(Saved entries)

================================

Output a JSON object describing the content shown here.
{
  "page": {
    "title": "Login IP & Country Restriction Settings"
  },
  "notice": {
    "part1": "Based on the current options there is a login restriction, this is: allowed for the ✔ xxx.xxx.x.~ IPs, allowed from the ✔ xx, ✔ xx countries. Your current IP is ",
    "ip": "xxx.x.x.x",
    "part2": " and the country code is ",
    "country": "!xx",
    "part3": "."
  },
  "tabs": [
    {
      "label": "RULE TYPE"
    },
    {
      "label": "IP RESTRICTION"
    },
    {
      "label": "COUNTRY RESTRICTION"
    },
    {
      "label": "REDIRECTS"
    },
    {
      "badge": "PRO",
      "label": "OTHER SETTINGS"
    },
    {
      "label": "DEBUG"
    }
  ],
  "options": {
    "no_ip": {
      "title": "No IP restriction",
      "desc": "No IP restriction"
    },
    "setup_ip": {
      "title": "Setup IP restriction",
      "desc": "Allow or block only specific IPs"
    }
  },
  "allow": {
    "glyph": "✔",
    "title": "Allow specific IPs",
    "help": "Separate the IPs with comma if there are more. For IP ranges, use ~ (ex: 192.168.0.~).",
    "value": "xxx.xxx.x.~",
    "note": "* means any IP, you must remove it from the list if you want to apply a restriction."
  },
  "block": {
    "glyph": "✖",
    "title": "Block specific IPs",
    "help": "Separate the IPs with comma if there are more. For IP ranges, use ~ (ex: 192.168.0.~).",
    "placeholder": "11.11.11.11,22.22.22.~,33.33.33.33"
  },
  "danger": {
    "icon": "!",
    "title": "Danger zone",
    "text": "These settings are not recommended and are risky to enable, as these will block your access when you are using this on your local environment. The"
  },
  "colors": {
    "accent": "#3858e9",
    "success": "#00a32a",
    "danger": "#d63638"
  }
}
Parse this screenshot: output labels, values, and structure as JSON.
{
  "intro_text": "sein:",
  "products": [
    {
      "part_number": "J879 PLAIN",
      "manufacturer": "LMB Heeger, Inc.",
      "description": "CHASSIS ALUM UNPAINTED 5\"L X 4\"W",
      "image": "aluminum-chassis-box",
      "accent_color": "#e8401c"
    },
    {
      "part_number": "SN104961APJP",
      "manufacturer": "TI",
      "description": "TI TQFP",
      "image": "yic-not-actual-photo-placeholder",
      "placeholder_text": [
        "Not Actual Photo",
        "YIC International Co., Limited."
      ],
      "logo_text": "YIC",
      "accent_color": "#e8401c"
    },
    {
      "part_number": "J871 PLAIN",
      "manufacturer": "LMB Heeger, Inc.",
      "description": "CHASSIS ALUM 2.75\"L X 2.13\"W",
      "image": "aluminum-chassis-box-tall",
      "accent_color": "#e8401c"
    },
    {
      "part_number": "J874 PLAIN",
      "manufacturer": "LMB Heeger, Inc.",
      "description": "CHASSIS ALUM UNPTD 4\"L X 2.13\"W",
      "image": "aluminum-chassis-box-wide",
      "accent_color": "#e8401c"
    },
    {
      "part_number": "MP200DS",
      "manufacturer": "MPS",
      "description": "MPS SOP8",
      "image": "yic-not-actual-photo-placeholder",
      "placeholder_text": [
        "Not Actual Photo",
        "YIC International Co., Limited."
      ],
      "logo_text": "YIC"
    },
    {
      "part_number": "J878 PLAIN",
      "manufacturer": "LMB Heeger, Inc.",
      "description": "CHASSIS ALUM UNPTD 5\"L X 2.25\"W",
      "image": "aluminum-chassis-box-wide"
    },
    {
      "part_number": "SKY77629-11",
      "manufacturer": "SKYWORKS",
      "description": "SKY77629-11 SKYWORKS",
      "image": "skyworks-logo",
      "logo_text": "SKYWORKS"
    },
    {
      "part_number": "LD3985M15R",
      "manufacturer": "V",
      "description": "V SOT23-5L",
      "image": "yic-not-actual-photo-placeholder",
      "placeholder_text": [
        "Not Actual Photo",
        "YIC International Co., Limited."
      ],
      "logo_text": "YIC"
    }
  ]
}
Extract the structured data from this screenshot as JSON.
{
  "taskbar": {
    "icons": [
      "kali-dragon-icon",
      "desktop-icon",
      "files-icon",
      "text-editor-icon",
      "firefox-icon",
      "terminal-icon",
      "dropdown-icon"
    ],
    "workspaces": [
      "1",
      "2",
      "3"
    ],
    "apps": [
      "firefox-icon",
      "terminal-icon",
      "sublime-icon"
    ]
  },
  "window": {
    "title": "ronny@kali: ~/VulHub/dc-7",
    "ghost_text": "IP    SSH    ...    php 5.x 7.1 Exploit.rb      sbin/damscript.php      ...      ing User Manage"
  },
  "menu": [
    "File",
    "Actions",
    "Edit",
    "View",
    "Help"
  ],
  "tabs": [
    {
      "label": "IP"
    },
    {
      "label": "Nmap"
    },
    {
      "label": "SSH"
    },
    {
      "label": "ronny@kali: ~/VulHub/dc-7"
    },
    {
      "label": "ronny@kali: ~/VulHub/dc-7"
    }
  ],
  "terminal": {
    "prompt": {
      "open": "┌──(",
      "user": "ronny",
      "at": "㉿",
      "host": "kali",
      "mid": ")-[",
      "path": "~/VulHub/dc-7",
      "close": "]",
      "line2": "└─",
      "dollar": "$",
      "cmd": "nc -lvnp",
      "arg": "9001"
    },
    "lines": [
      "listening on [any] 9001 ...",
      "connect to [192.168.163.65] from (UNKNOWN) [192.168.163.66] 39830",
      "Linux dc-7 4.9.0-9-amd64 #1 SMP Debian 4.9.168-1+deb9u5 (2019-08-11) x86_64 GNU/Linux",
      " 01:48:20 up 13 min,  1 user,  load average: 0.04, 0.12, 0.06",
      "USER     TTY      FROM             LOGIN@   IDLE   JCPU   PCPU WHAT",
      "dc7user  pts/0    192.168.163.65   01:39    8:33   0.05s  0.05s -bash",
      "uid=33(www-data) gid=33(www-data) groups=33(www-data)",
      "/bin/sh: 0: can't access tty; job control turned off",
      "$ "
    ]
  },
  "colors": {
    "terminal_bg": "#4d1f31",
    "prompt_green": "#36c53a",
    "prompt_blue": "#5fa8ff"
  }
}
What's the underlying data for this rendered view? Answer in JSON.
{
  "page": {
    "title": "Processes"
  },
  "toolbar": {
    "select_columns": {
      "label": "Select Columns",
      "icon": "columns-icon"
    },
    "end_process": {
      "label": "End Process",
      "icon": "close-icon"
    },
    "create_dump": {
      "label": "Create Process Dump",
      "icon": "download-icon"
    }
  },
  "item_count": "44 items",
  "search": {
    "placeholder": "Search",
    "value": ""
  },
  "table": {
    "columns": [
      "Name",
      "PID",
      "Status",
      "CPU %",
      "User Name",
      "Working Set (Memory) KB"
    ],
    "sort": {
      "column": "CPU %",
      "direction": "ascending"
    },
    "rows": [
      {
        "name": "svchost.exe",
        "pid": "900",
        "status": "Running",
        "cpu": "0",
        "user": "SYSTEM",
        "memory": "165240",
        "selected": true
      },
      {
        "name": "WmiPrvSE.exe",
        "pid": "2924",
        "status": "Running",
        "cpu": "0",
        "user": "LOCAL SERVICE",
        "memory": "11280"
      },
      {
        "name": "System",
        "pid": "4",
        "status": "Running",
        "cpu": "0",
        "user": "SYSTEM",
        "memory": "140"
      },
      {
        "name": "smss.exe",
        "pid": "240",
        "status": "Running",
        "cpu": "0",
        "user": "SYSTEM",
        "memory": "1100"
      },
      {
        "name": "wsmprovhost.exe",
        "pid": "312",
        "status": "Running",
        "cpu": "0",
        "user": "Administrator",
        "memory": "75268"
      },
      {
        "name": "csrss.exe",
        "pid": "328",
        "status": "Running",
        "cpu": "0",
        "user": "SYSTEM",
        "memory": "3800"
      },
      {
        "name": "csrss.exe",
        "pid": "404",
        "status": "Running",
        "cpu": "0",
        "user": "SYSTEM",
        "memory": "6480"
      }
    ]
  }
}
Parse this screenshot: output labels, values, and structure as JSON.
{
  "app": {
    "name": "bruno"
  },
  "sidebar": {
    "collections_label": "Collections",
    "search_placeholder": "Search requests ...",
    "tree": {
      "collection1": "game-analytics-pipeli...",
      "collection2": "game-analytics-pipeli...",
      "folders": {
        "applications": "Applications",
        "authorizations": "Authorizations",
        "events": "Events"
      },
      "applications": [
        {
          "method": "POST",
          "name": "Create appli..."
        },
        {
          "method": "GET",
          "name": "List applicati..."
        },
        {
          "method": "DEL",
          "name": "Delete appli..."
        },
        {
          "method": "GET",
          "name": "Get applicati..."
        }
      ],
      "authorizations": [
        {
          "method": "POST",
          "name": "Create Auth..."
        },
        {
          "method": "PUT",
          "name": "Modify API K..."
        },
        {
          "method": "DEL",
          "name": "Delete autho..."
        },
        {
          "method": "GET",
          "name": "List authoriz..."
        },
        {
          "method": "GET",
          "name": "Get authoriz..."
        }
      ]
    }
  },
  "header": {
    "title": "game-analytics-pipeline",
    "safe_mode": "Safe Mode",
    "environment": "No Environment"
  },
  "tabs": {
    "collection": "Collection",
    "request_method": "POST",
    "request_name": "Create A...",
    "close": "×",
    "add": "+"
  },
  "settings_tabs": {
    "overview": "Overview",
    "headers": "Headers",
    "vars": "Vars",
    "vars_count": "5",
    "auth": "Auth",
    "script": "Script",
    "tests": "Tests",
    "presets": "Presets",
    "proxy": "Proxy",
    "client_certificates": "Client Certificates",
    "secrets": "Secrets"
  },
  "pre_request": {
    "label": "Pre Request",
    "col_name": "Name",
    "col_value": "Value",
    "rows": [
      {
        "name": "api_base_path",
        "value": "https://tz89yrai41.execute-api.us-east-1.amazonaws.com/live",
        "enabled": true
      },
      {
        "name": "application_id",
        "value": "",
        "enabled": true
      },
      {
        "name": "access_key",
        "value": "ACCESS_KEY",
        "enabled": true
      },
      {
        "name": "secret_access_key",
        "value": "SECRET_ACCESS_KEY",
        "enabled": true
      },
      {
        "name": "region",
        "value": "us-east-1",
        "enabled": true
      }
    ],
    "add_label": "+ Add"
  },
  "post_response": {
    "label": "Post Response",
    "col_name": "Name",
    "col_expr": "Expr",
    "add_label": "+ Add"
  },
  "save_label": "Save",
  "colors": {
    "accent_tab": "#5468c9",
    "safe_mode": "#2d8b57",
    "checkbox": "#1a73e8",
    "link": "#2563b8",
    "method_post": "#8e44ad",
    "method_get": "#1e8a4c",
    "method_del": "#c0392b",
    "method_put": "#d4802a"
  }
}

================================

• **Given request**
Copy the lines from the entries above in which the word "data" appears.

• **Response to the task**
Extract the structured data from this screenshot as JSON.
      "uid=33(www-data) gid=33(www-data) groups=33(www-data)",
What's the underlying data for this rendered view? Answer in JSON.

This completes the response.